Written instruction:
Every line with the word "России" in it should be extracted from the data that follows.
+++ Excerpted records +++
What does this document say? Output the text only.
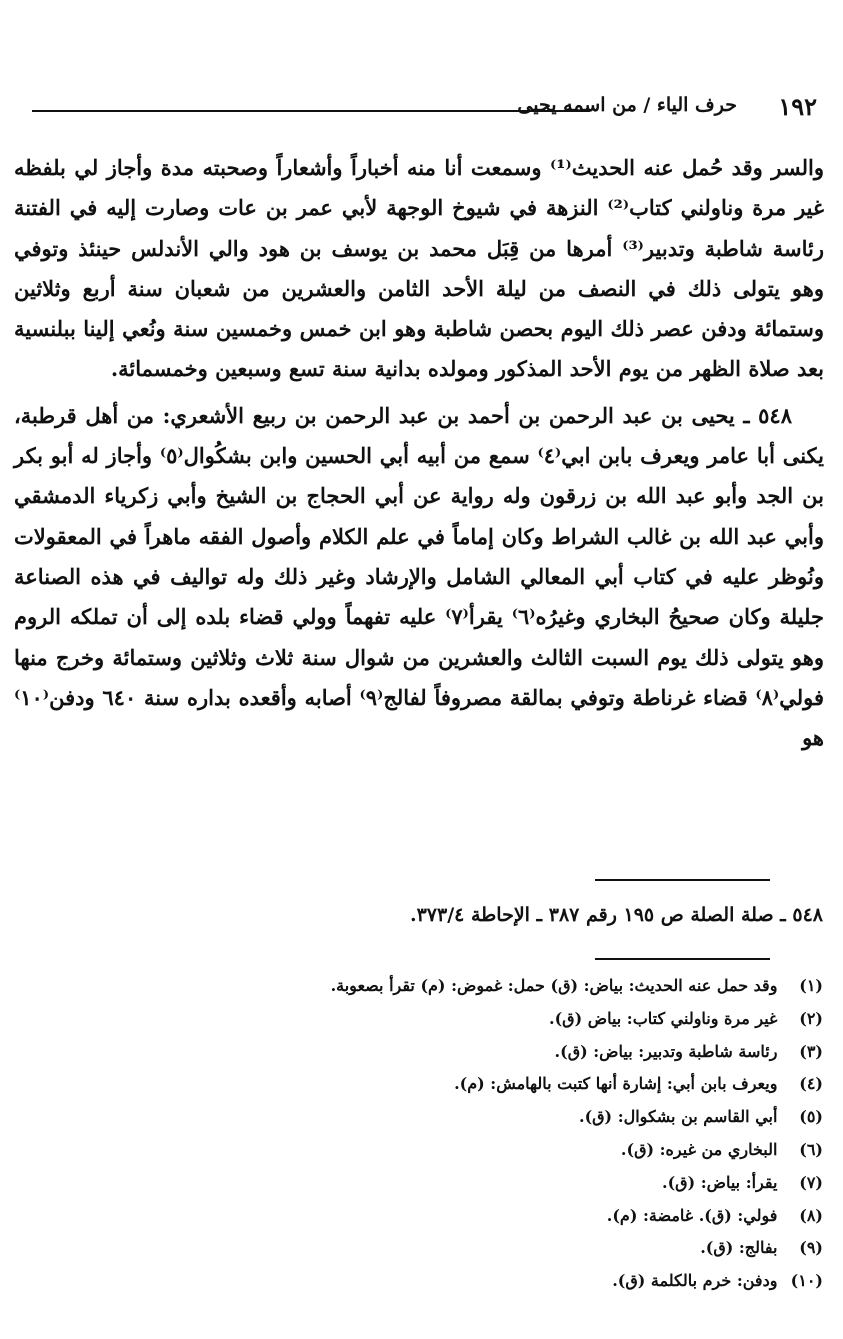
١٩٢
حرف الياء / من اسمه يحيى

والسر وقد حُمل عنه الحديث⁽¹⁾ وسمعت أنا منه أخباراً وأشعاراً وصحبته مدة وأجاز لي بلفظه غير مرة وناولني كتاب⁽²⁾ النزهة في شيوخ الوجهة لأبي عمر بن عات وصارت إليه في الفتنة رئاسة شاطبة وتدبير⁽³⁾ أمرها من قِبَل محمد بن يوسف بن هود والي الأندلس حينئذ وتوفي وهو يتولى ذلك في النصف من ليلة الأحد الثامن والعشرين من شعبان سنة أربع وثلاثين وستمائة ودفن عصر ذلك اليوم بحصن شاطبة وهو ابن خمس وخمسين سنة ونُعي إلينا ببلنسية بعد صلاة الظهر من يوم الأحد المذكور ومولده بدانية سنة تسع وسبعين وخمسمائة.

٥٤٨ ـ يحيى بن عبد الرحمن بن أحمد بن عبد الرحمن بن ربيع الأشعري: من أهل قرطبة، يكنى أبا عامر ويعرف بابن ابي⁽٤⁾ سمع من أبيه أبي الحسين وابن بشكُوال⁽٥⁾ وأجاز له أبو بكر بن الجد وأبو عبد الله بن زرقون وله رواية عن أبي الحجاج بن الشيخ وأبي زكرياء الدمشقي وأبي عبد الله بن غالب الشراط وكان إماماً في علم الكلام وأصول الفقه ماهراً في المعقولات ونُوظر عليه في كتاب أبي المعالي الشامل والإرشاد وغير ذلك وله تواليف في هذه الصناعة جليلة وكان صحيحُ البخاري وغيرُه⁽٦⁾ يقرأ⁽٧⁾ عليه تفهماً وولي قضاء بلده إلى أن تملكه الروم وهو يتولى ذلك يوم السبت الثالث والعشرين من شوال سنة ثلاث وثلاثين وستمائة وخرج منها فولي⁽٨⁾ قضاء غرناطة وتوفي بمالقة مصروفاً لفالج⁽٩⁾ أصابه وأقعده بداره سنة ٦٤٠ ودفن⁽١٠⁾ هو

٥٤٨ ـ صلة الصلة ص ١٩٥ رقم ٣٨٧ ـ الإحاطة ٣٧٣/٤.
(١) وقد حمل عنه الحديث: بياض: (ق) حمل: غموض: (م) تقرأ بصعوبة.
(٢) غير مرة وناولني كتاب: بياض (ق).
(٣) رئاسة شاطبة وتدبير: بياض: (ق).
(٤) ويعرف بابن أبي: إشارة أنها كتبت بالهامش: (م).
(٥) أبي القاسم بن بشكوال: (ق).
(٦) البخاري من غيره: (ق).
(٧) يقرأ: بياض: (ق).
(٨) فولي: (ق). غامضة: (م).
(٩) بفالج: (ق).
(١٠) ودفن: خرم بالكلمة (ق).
+++
+++ Excerpted records +++
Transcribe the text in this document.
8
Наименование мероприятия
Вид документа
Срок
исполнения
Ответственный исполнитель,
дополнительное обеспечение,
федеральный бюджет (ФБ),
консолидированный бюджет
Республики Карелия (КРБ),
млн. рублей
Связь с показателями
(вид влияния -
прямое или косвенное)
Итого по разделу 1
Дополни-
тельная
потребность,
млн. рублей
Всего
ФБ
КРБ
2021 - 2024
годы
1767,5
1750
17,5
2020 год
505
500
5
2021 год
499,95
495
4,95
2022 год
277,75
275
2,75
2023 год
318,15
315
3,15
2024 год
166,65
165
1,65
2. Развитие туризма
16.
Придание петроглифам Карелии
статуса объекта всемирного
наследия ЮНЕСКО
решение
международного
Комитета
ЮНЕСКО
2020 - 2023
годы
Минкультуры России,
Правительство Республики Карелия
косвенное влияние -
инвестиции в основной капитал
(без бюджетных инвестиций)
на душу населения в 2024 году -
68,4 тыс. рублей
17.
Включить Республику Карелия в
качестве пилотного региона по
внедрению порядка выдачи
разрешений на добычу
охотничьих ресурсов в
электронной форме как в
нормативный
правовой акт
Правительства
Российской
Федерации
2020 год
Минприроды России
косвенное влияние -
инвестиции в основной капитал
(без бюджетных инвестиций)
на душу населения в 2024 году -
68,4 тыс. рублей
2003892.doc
+++
Finished task:
Минкультуры России,
Минприроды России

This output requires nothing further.